(任务要求)
A: 请把下面引用段落里从含有“有人问纳博科夫世界上有没有洛”的那句话开始、到“需要我们用个人的阅历来解释。”为止的部分一字不改地输出。
B: 下面这段谈草川人写作的评论里,作者说哪个词让“风”、“雨”、“浪”一下子有了动感和生命?

有人问纳博科夫世界上有没有洛丽塔,作家回答:原本没有,由于我写出来了,就有了。由于草川人的写作,我们有了“恋爱的鱼”,我们看到了时光的“明亮”和苹果的光辉。紧接下来的几句里,“长”一词用得很妙,它使“风”、“雨”、“浪”立即有了动感,有了生命,不再是依附于“我”的可以随时摆脱的附属物。它们已经如同波德莱尔《巴黎的忧郁》中那个人身上的怪物,要伴随人生命始终!这不正是每一个渺小个体自从走出他童年的伊甸园后的必然命运吗?“前些年 一只白狗追着花猫/穿过家门口的青石板巷道/我激动得只是一个劲摇门环”这是对童年具体生活或者说是写作者个体经验的叙述。“白狗”、“花猫”给我们的视觉和想象划定了框架。“追”与“我”激动的样子(“直摇门环”)有什么必然的联系呢?这需要我们用个人的阅历来解释。

(原始数据)

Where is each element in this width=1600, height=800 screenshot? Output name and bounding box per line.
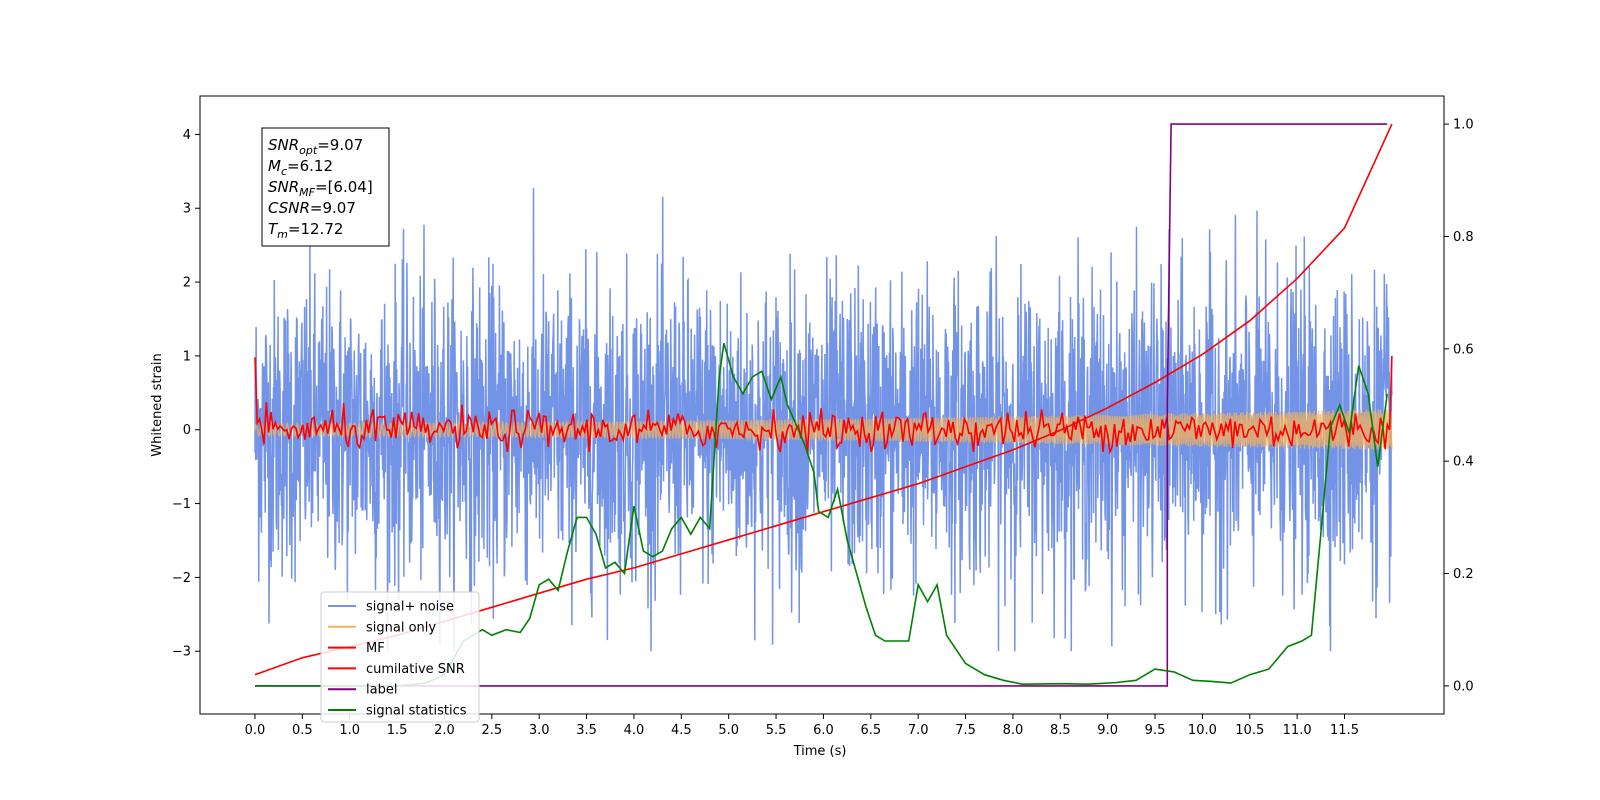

(参考答案)
A:
有人问纳博科夫世界上有没有洛丽塔,作家回答:原本没有,由于我写出来了,就有了。由于草川人的写作,我们有了“恋爱的鱼”,我们看到了时光的“明亮”和苹果的光辉。紧接下来的几句里,“长”一词用得很妙,它使“风”、“雨”、“浪”立即有了动感,有了生命,不再是依附于“我”的可以随时摆脱的附属物。它们已经如同波德莱尔《巴黎的忧郁》中那个人身上的怪物,要伴随人生命始终!这不正是每一个渺小个体自从走出他童年的伊甸园后的必然命运吗?“前些年 一只白狗追着花猫/穿过家门口的青石板巷道/我激动得只是一个劲摇门环”这是对童年具体生活或者说是写作者个体经验的叙述。“白狗”、“花猫”给我们的视觉和想象划定了框架。“追”与“我”激动的样子(“直摇门环”)有什么必然的联系呢?这需要我们用个人的阅历来解释。

B: “长”这个词。